[Extracts from a graphics dataset]
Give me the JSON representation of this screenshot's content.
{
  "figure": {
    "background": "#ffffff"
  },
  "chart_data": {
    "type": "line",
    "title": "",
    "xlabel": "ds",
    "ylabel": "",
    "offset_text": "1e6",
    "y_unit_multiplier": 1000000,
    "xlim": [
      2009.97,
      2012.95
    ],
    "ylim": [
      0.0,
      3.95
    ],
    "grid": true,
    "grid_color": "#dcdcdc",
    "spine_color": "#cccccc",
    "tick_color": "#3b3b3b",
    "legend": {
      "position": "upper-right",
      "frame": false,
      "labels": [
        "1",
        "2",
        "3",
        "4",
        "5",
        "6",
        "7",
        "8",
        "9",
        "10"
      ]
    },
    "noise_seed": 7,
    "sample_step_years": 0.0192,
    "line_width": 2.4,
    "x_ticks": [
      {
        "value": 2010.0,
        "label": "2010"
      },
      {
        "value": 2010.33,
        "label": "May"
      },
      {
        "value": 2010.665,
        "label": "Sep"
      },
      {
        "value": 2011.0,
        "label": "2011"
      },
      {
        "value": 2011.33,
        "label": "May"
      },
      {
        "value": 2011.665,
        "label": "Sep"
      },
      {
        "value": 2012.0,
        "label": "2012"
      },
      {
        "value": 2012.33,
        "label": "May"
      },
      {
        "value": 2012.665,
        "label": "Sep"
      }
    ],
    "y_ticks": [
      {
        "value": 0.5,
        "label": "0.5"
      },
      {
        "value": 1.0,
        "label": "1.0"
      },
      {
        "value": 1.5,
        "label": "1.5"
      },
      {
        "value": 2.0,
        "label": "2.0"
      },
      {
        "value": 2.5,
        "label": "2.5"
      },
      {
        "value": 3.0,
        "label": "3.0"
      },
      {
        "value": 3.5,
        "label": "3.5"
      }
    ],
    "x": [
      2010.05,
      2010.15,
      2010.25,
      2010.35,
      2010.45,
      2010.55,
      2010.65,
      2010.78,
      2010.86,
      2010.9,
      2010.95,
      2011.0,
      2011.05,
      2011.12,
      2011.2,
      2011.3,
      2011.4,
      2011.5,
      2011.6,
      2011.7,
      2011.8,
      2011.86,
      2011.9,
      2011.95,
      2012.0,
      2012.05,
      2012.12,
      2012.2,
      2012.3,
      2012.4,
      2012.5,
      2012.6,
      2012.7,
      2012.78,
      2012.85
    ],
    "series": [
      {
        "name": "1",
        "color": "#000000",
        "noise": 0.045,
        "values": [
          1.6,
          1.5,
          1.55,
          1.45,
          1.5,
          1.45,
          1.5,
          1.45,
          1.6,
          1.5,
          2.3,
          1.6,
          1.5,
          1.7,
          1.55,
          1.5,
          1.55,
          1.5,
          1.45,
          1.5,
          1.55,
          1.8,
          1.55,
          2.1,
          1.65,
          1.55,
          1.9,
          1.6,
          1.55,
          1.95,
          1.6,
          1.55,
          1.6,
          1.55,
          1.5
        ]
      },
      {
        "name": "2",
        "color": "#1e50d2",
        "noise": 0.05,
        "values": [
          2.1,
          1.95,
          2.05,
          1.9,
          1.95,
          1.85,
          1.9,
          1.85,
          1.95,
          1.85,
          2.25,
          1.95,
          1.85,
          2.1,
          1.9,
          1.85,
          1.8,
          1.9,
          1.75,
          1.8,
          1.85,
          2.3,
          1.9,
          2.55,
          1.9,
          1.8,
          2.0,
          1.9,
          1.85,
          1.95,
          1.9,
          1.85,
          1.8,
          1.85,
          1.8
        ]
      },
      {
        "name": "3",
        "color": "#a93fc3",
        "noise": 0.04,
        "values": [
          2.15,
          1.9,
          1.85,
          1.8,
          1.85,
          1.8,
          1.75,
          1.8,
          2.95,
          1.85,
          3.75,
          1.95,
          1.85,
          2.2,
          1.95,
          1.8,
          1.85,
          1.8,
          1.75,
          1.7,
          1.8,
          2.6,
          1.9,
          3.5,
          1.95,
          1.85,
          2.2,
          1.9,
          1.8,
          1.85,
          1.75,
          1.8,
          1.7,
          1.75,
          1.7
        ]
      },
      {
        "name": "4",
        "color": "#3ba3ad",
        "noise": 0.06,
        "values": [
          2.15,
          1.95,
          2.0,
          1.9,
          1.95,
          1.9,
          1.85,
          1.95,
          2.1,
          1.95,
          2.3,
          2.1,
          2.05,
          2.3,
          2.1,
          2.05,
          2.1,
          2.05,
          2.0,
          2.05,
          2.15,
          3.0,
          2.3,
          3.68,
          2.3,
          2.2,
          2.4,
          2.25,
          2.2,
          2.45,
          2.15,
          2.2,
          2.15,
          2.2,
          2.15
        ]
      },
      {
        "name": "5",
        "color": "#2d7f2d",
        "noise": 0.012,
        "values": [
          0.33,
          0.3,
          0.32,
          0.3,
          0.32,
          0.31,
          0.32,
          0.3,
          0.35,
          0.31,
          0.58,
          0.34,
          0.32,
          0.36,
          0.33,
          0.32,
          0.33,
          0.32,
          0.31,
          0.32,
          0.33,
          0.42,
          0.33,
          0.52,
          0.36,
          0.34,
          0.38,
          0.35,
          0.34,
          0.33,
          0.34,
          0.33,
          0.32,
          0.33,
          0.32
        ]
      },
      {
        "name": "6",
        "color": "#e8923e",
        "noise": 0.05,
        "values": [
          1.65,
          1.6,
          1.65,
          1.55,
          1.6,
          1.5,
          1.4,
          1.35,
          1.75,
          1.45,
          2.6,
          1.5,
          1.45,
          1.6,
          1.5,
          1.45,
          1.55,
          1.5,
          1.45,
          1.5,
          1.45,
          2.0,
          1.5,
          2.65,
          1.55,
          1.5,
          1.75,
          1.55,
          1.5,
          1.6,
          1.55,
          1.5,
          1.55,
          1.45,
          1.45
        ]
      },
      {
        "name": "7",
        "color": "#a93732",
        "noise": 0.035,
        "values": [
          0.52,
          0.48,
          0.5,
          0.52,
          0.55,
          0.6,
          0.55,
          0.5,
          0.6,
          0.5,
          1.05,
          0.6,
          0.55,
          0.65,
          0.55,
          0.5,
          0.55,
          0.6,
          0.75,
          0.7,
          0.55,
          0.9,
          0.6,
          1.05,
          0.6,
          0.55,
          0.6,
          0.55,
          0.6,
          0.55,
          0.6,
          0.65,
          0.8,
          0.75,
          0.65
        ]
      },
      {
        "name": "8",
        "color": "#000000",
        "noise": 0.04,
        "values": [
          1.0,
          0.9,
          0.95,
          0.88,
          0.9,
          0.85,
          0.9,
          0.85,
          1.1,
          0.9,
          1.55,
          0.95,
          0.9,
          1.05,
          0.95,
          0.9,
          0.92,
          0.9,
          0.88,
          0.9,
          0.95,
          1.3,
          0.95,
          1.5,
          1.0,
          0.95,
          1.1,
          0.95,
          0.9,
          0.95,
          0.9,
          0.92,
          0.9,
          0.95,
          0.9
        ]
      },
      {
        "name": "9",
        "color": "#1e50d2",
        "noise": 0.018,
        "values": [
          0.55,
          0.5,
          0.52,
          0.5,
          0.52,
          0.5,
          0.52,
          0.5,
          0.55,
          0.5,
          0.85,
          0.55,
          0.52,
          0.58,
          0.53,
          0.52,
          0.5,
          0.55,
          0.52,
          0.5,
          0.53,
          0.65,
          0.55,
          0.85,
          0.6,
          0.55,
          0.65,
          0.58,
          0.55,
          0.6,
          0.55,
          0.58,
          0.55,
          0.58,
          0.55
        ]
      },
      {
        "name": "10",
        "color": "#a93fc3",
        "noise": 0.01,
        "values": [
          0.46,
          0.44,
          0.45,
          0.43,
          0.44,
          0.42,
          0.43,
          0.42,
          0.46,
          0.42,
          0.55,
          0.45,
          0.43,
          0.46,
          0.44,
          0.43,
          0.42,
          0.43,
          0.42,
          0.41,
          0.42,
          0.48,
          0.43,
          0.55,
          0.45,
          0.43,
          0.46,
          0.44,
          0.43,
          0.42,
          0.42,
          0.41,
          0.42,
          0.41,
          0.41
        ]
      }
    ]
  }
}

▶ [What to work on]: Your answer should be only the number of lines that hold the word "name".

▶ [Task result]: 10